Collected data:
+ + + + + + +

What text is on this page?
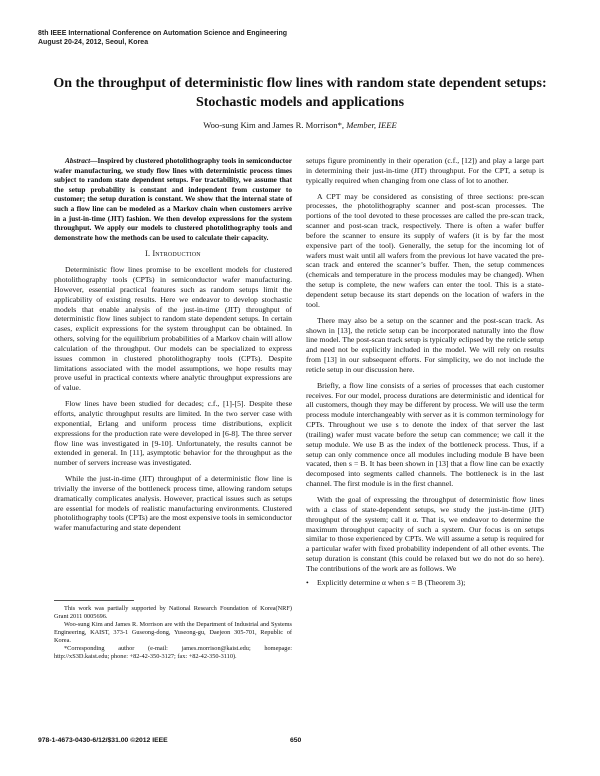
8th IEEE International Conference on Automation Science and Engineering
August 20-24, 2012, Seoul, Korea
On the throughput of deterministic flow lines with random state dependent setups: Stochastic models and applications
Woo-sung Kim and James R. Morrison*, Member, IEEE
Abstract—Inspired by clustered photolithography tools in semiconductor wafer manufacturing, we study flow lines with deterministic process times subject to random state dependent setups. For tractability, we assume that the setup probability is constant and independent from customer to customer; the setup duration is constant. We show that the internal state of such a flow line can be modeled as a Markov chain when customers arrive in a just-in-time (JIT) fashion. We then develop expressions for the system throughput. We apply our models to clustered photolithography tools and demonstrate how the methods can be used to calculate their capacity.
I. Introduction

Deterministic flow lines promise to be excellent models for clustered photolithography tools (CPTs) in semiconductor wafer manufacturing. However, essential practical features such as random setups limit the applicability of existing results. Here we endeavor to develop stochastic models that enable analysis of the just-in-time (JIT) throughput of deterministic flow lines subject to random state dependent setups. In certain cases, explicit expressions for the system throughput can be obtained. In others, solving for the equilibrium probabilities of a Markov chain will allow calculation of the throughput. Our models can be specialized to express issues common in clustered photolithography tools (CPTs). Despite limitations associated with the model assumptions, we hope results may prove useful in practical contexts where analytic throughput expressions are of value.

Flow lines have been studied for decades; c.f., [1]-[5]. Despite these efforts, analytic throughput results are limited. In the two server case with exponential, Erlang and uniform process time distributions, explicit expressions for the production rate were developed in [6-8]. The three server flow line was investigated in [9-10]. Unfortunately, the results cannot be extended in general. In [11], asymptotic behavior for the throughput as the number of servers increase was investigated.

While the just-in-time (JIT) throughput of a deterministic flow line is trivially the inverse of the bottleneck process time, allowing random setups dramatically complicates analysis. However, practical issues such as setups are essential for models of realistic manufacturing environments. Clustered photolithography tools (CPTs) are the most expensive tools in semiconductor wafer manufacturing and state dependent

This work was partially supported by National Research Foundation of Korea(NRF) Grant 2011 0005696.

Woo-sung Kim and James R. Morrison are with the Department of Industrial and Systems Engineering, KAIST, 373-1 Guseong-dong, Yuseong-gu, Daejeon 305-701, Republic of Korea.

*Corresponding author (e-mail: james.morrison@kaist.edu; homepage: http://xS3D.kaist.edu; phone: +82-42-350-3127; fax: +82-42-350-3110).

setups figure prominently in their operation (c.f., [12]) and play a large part in determining their just-in-time (JIT) throughput. For the CPT, a setup is typically required when changing from one class of lot to another.

A CPT may be considered as consisting of three sections: pre-scan processes, the photolithography scanner and post-scan processes. The portions of the tool devoted to these processes are called the pre-scan track, scanner and post-scan track, respectively. There is often a wafer buffer before the scanner to ensure its supply of wafers (it is by far the most expensive part of the tool). Generally, the setup for the incoming lot of wafers must wait until all wafers from the previous lot have vacated the pre-scan track and entered the scanner’s buffer. Then, the setup commences (chemicals and temperature in the process modules may be changed). When the setup is complete, the new wafers can enter the tool. This is a state-dependent setup because its start depends on the location of wafers in the tool.

There may also be a setup on the scanner and the post-scan track. As shown in [13], the reticle setup can be incorporated naturally into the flow line model. The post-scan track setup is typically eclipsed by the reticle setup and need not be explicitly included in the model. We will rely on results from [13] in our subsequent efforts. For simplicity, we do not include the reticle setup in our discussion here.

Briefly, a flow line consists of a series of processes that each customer receives. For our model, process durations are deterministic and identical for all customers, though they may be different by process. We will use the term process module interchangeably with server as it is common terminology for CPTs. Throughout we use s to denote the index of that server the last (trailing) wafer must vacate before the setup can commence; we call it the setup module. We use B as the index of the bottleneck process. Thus, if a setup can only commence once all modules including module B have been vacated, then s = B. It has been shown in [13] that a flow line can be exactly decomposed into segments called channels. The bottleneck is in the last channel. The first module is in the first channel.

With the goal of expressing the throughput of deterministic flow lines with a class of state-dependent setups, we study the just-in-time (JIT) throughput of the system; call it α. That is, we endeavor to determine the maximum throughput capacity of such a system. Our focus is on setups similar to those experienced by CPTs. We will assume a setup is required for a particular wafer with fixed probability independent of all other events. The setup duration is constant (this could be relaxed but we do not do so here). The contributions of the work are as follows. We

•	Explicitly determine α when s = B (Theorem 3);
978-1-4673-0430-6/12/$31.00 ©2012 IEEE	650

+ + + + + + +

Quote every record above exactly, leaving out the pictures.

What text is on this page?
8th IEEE International Conference on Automation Science and Engineering
August 20-24, 2012, Seoul, Korea
On the throughput of deterministic flow lines with random state dependent setups: Stochastic models and applications
Woo-sung Kim and James R. Morrison*, Member, IEEE
Abstract—Inspired by clustered photolithography tools in semiconductor wafer manufacturing, we study flow lines with deterministic process times subject to random state dependent setups. For tractability, we assume that the setup probability is constant and independent from customer to customer; the setup duration is constant. We show that the internal state of such a flow line can be modeled as a Markov chain when customers arrive in a just-in-time (JIT) fashion. We then develop expressions for the system throughput. We apply our models to clustered photolithography tools and demonstrate how the methods can be used to calculate their capacity.
I. Introduction

Deterministic flow lines promise to be excellent models for clustered photolithography tools (CPTs) in semiconductor wafer manufacturing. However, essential practical features such as random setups limit the applicability of existing results. Here we endeavor to develop stochastic models that enable analysis of the just-in-time (JIT) throughput of deterministic flow lines subject to random state dependent setups. In certain cases, explicit expressions for the system throughput can be obtained. In others, solving for the equilibrium probabilities of a Markov chain will allow calculation of the throughput. Our models can be specialized to express issues common in clustered photolithography tools (CPTs). Despite limitations associated with the model assumptions, we hope results may prove useful in practical contexts where analytic throughput expressions are of value.

Flow lines have been studied for decades; c.f., [1]-[5]. Despite these efforts, analytic throughput results are limited. In the two server case with exponential, Erlang and uniform process time distributions, explicit expressions for the production rate were developed in [6-8]. The three server flow line was investigated in [9-10]. Unfortunately, the results cannot be extended in general. In [11], asymptotic behavior for the throughput as the number of servers increase was investigated.

While the just-in-time (JIT) throughput of a deterministic flow line is trivially the inverse of the bottleneck process time, allowing random setups dramatically complicates analysis. However, practical issues such as setups are essential for models of realistic manufacturing environments. Clustered photolithography tools (CPTs) are the most expensive tools in semiconductor wafer manufacturing and state dependent

This work was partially supported by National Research Foundation of Korea(NRF) Grant 2011 0005696.

Woo-sung Kim and James R. Morrison are with the Department of Industrial and Systems Engineering, KAIST, 373-1 Guseong-dong, Yuseong-gu, Daejeon 305-701, Republic of Korea.

*Corresponding author (e-mail: james.morrison@kaist.edu; homepage: http://xS3D.kaist.edu; phone: +82-42-350-3127; fax: +82-42-350-3110).

setups figure prominently in their operation (c.f., [12]) and play a large part in determining their just-in-time (JIT) throughput. For the CPT, a setup is typically required when changing from one class of lot to another.

A CPT may be considered as consisting of three sections: pre-scan processes, the photolithography scanner and post-scan processes. The portions of the tool devoted to these processes are called the pre-scan track, scanner and post-scan track, respectively. There is often a wafer buffer before the scanner to ensure its supply of wafers (it is by far the most expensive part of the tool). Generally, the setup for the incoming lot of wafers must wait until all wafers from the previous lot have vacated the pre-scan track and entered the scanner’s buffer. Then, the setup commences (chemicals and temperature in the process modules may be changed). When the setup is complete, the new wafers can enter the tool. This is a state-dependent setup because its start depends on the location of wafers in the tool.

There may also be a setup on the scanner and the post-scan track. As shown in [13], the reticle setup can be incorporated naturally into the flow line model. The post-scan track setup is typically eclipsed by the reticle setup and need not be explicitly included in the model. We will rely on results from [13] in our subsequent efforts. For simplicity, we do not include the reticle setup in our discussion here.

Briefly, a flow line consists of a series of processes that each customer receives. For our model, process durations are deterministic and identical for all customers, though they may be different by process. We will use the term process module interchangeably with server as it is common terminology for CPTs. Throughout we use s to denote the index of that server the last (trailing) wafer must vacate before the setup can commence; we call it the setup module. We use B as the index of the bottleneck process. Thus, if a setup can only commence once all modules including module B have been vacated, then s = B. It has been shown in [13] that a flow line can be exactly decomposed into segments called channels. The bottleneck is in the last channel. The first module is in the first channel.

With the goal of expressing the throughput of deterministic flow lines with a class of state-dependent setups, we study the just-in-time (JIT) throughput of the system; call it α. That is, we endeavor to determine the maximum throughput capacity of such a system. Our focus is on setups similar to those experienced by CPTs. We will assume a setup is required for a particular wafer with fixed probability independent of all other events. The setup duration is constant (this could be relaxed but we do not do so here). The contributions of the work are as follows. We

•	Explicitly determine α when s = B (Theorem 3);
978-1-4673-0430-6/12/$31.00 ©2012 IEEE	650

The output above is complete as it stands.